### Your goal
Below are the records; locate each line with the word "JSON" and copy it.

---*---

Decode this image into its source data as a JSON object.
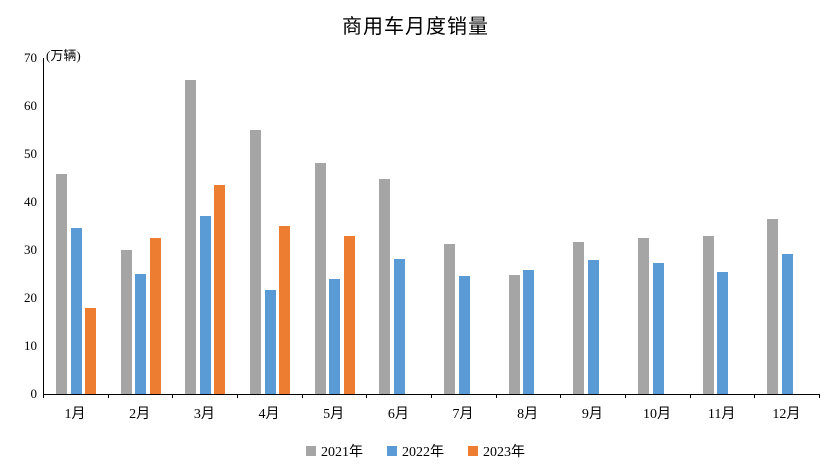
{
  "chart_data": {
    "type": "bar",
    "title": "商用车月度销量",
    "unit_label": "(万辆)",
    "categories": [
      "1月",
      "2月",
      "3月",
      "4月",
      "5月",
      "6月",
      "7月",
      "8月",
      "9月",
      "10月",
      "11月",
      "12月"
    ],
    "series": [
      {
        "name": "2021年",
        "color": "#A5A5A5",
        "values": [
          45.9,
          29.9,
          65.4,
          55.0,
          48.2,
          44.7,
          31.3,
          24.8,
          31.7,
          32.6,
          33.0,
          36.5
        ]
      },
      {
        "name": "2022年",
        "color": "#5B9BD5",
        "values": [
          34.5,
          25.0,
          37.0,
          21.7,
          24.0,
          28.2,
          24.6,
          25.9,
          28.0,
          27.3,
          25.5,
          29.2
        ]
      },
      {
        "name": "2023年",
        "color": "#ED7D31",
        "values": [
          18.0,
          32.4,
          43.6,
          35.0,
          33.0,
          null,
          null,
          null,
          null,
          null,
          null,
          null
        ]
      }
    ],
    "ylim": [
      0,
      70
    ],
    "yticks": [
      0,
      10,
      20,
      30,
      40,
      50,
      60,
      70
    ],
    "xlabel": "",
    "ylabel": "",
    "legend_position": "bottom",
    "grid": false,
    "background_color": "#FFFFFF",
    "axis_color": "#000000"
  }
}
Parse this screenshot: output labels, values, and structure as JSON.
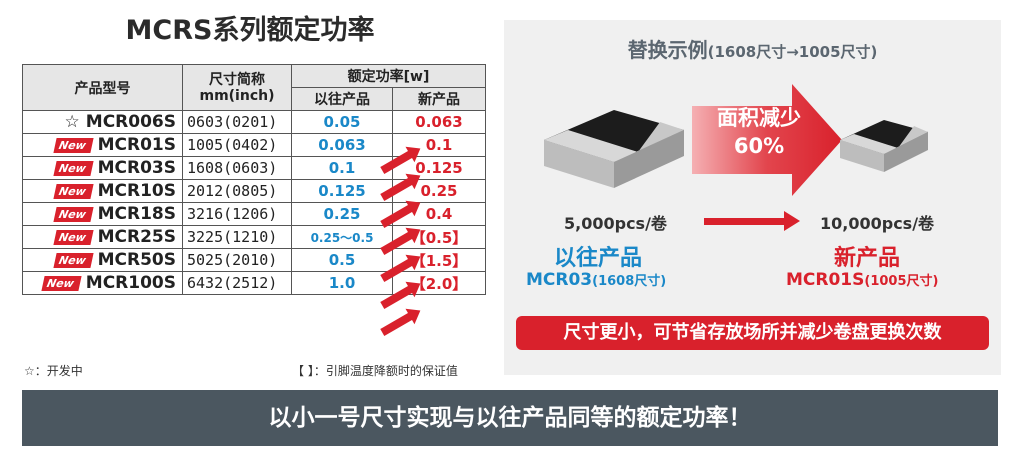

---*---

### Right answer
Decode this image into its source data as a JSON object.
Parse this screenshot: output labels, values, and structure as JSON.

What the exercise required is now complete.